» **What to do**
Write out the material exactly, leaving every picture behind.
#####
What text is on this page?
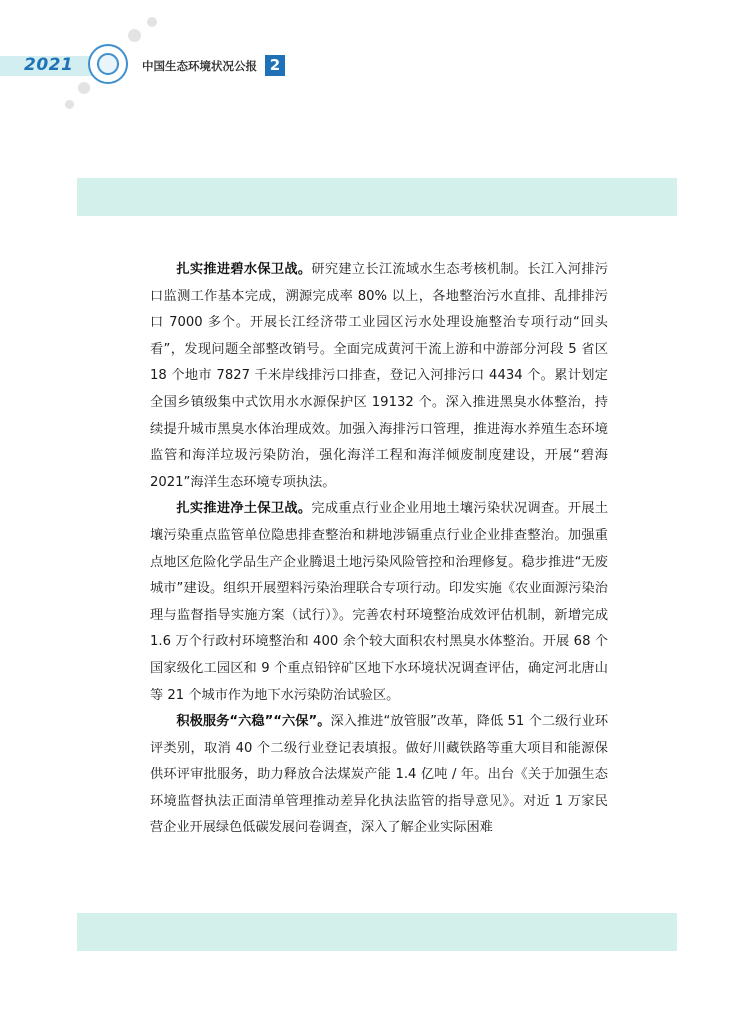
2021	中国生态环境状况公报 2

扎实推进碧水保卫战。研究建立长江流域水生态考核机制。长江入河排污口监测工作基本完成，溯源完成率 80% 以上，各地整治污水直排、乱排排污口 7000 多个。开展长江经济带工业园区污水处理设施整治专项行动“回头看”，发现问题全部整改销号。全面完成黄河干流上游和中游部分河段 5 省区 18 个地市 7827 千米岸线排污口排查，登记入河排污口 4434 个。累计划定全国乡镇级集中式饮用水水源保护区 19132 个。深入推进黑臭水体整治，持续提升城市黑臭水体治理成效。加强入海排污口管理，推进海水养殖生态环境监管和海洋垃圾污染防治，强化海洋工程和海洋倾废制度建设，开展“碧海 2021”海洋生态环境专项执法。

扎实推进净土保卫战。完成重点行业企业用地土壤污染状况调查。开展土壤污染重点监管单位隐患排查整治和耕地涉镉重点行业企业排查整治。加强重点地区危险化学品生产企业腾退土地污染风险管控和治理修复。稳步推进“无废城市”建设。组织开展塑料污染治理联合专项行动。印发实施《农业面源污染治理与监督指导实施方案（试行）》。完善农村环境整治成效评估机制，新增完成 1.6 万个行政村环境整治和 400 余个较大面积农村黑臭水体整治。开展 68 个国家级化工园区和 9 个重点铅锌矿区地下水环境状况调查评估，确定河北唐山等 21 个城市作为地下水污染防治试验区。

积极服务“六稳”“六保”。深入推进“放管服”改革，降低 51 个二级行业环评类别，取消 40 个二级行业登记表填报。做好川藏铁路等重大项目和能源保供环评审批服务，助力释放合法煤炭产能 1.4 亿吨 / 年。出台《关于加强生态环境监督执法正面清单管理推动差异化执法监管的指导意见》。对近 1 万家民营企业开展绿色低碳发展问卷调查，深入了解企业实际困难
#####
» **Final result**
What text is on this page?
2021	中国生态环境状况公报 2

扎实推进碧水保卫战。研究建立长江流域水生态考核机制。长江入河排污口监测工作基本完成，溯源完成率 80% 以上，各地整治污水直排、乱排排污口 7000 多个。开展长江经济带工业园区污水处理设施整治专项行动“回头看”，发现问题全部整改销号。全面完成黄河干流上游和中游部分河段 5 省区 18 个地市 7827 千米岸线排污口排查，登记入河排污口 4434 个。累计划定全国乡镇级集中式饮用水水源保护区 19132 个。深入推进黑臭水体整治，持续提升城市黑臭水体治理成效。加强入海排污口管理，推进海水养殖生态环境监管和海洋垃圾污染防治，强化海洋工程和海洋倾废制度建设，开展“碧海 2021”海洋生态环境专项执法。

扎实推进净土保卫战。完成重点行业企业用地土壤污染状况调查。开展土壤污染重点监管单位隐患排查整治和耕地涉镉重点行业企业排查整治。加强重点地区危险化学品生产企业腾退土地污染风险管控和治理修复。稳步推进“无废城市”建设。组织开展塑料污染治理联合专项行动。印发实施《农业面源污染治理与监督指导实施方案（试行）》。完善农村环境整治成效评估机制，新增完成 1.6 万个行政村环境整治和 400 余个较大面积农村黑臭水体整治。开展 68 个国家级化工园区和 9 个重点铅锌矿区地下水环境状况调查评估，确定河北唐山等 21 个城市作为地下水污染防治试验区。

积极服务“六稳”“六保”。深入推进“放管服”改革，降低 51 个二级行业环评类别，取消 40 个二级行业登记表填报。做好川藏铁路等重大项目和能源保供环评审批服务，助力释放合法煤炭产能 1.4 亿吨 / 年。出台《关于加强生态环境监督执法正面清单管理推动差异化执法监管的指导意见》。对近 1 万家民营企业开展绿色低碳发展问卷调查，深入了解企业实际困难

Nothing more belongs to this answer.